### [Direction]
Collect every line in the records below that contains the string "preview", matching case exactly. Copy each such line in full.

### [Working data]
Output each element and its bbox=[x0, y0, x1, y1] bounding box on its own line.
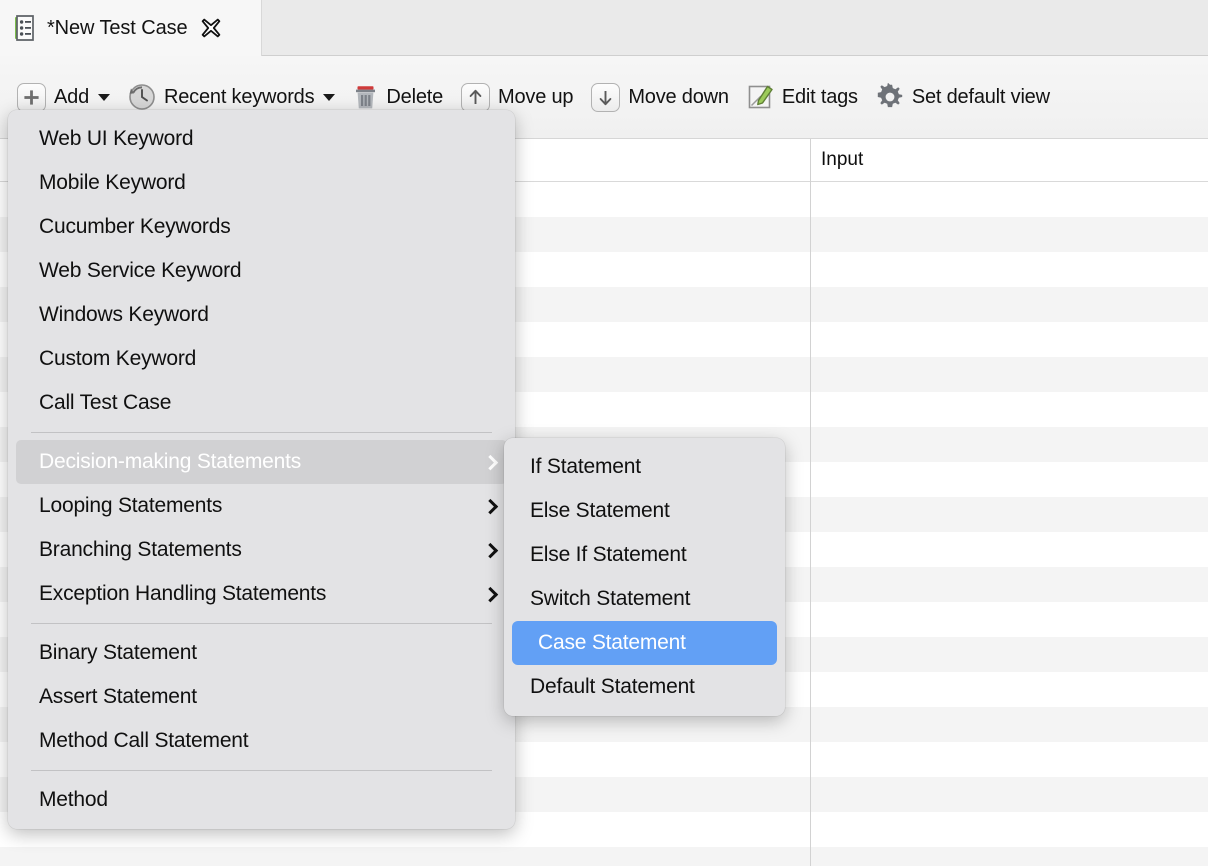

---

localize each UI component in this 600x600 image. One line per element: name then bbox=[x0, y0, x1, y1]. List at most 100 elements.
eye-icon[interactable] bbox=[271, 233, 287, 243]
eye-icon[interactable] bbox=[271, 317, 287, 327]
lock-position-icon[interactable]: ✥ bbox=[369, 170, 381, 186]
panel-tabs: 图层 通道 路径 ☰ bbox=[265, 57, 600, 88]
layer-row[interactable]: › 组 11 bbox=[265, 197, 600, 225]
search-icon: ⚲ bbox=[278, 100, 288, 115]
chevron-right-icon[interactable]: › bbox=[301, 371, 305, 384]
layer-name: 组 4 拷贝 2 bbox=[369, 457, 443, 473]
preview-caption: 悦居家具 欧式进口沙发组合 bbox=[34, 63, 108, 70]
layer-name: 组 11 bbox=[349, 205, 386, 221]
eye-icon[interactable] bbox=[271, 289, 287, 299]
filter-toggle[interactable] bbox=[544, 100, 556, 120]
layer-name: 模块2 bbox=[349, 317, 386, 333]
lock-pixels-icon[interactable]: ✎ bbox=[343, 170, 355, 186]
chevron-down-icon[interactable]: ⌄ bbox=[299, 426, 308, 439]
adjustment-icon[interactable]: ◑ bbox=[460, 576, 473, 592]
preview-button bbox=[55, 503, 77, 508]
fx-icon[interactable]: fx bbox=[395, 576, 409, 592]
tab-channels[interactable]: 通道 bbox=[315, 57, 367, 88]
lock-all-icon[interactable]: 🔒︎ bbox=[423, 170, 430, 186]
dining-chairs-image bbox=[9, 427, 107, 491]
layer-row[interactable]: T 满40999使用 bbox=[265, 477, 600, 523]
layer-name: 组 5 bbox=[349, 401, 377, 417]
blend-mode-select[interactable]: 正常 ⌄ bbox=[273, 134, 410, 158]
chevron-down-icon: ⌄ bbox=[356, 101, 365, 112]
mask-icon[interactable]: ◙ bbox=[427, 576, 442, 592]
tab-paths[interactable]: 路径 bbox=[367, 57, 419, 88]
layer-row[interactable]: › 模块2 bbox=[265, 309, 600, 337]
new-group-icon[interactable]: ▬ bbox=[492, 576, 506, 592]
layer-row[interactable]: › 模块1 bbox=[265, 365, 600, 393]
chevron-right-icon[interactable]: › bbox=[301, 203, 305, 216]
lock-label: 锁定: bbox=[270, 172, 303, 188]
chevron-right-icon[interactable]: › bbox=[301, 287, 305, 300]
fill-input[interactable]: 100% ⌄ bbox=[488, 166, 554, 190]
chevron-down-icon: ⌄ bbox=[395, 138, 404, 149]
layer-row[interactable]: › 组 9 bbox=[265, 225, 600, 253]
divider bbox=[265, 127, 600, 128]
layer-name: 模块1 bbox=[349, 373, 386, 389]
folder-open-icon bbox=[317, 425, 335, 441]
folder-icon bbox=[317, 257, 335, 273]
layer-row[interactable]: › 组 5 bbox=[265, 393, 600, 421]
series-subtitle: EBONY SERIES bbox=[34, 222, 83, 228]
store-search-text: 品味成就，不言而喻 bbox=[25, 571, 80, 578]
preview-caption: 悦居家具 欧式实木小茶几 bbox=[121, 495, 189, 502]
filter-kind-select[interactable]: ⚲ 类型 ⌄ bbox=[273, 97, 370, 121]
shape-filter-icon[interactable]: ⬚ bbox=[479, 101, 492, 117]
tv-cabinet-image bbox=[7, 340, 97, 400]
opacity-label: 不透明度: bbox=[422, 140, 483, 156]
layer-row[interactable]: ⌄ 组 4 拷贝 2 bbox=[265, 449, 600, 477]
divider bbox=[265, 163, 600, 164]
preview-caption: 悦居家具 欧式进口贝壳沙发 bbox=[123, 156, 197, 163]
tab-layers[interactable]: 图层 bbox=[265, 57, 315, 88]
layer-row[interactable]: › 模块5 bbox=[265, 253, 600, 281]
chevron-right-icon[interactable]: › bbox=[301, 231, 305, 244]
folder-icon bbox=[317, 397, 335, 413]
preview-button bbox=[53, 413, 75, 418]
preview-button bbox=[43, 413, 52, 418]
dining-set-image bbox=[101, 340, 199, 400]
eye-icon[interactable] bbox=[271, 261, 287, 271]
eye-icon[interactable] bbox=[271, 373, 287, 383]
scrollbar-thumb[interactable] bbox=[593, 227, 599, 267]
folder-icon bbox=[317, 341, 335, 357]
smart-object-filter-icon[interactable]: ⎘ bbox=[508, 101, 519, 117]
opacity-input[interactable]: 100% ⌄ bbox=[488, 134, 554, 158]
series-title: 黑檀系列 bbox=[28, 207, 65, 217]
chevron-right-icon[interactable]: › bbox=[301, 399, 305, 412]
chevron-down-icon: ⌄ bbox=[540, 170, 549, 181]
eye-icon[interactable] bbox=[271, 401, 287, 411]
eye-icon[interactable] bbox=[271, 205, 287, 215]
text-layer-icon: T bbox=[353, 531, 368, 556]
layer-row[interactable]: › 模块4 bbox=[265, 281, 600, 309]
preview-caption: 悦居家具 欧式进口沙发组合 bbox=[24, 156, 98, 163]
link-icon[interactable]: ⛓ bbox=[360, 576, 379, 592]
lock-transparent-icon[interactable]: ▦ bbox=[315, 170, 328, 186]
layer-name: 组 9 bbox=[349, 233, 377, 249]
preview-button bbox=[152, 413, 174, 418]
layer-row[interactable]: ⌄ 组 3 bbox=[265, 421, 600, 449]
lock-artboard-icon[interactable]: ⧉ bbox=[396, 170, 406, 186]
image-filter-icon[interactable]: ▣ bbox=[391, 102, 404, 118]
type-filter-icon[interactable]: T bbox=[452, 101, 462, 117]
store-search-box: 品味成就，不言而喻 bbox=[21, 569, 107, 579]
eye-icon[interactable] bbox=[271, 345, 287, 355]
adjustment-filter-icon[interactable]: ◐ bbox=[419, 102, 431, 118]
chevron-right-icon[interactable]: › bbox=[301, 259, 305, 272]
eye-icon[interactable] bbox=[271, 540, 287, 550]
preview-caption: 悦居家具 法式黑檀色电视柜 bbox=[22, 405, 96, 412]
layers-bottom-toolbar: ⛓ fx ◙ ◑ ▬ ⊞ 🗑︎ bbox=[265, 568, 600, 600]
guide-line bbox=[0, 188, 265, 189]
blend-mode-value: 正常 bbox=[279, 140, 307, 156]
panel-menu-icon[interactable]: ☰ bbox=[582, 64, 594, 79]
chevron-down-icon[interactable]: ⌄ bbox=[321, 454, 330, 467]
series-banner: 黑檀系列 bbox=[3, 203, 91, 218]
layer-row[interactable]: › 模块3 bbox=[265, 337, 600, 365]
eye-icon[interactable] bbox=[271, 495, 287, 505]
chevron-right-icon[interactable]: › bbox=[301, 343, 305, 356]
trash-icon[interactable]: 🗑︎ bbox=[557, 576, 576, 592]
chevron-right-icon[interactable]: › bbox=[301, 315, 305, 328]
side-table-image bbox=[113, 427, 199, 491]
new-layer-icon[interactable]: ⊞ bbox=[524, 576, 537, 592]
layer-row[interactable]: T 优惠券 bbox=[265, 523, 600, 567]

### [Task answer]
preview-caption: 悦居家具 欧式进口沙发组合 bbox=[34, 63, 108, 70]
preview-button bbox=[55, 503, 77, 508]
preview-caption: 悦居家具 欧式实木小茶几 bbox=[121, 495, 189, 502]
preview-caption: 悦居家具 欧式进口贝壳沙发 bbox=[123, 156, 197, 163]
preview-button bbox=[53, 413, 75, 418]
preview-button bbox=[43, 413, 52, 418]
preview-caption: 悦居家具 欧式进口沙发组合 bbox=[24, 156, 98, 163]
preview-button bbox=[152, 413, 174, 418]
preview-caption: 悦居家具 法式黑檀色电视柜 bbox=[22, 405, 96, 412]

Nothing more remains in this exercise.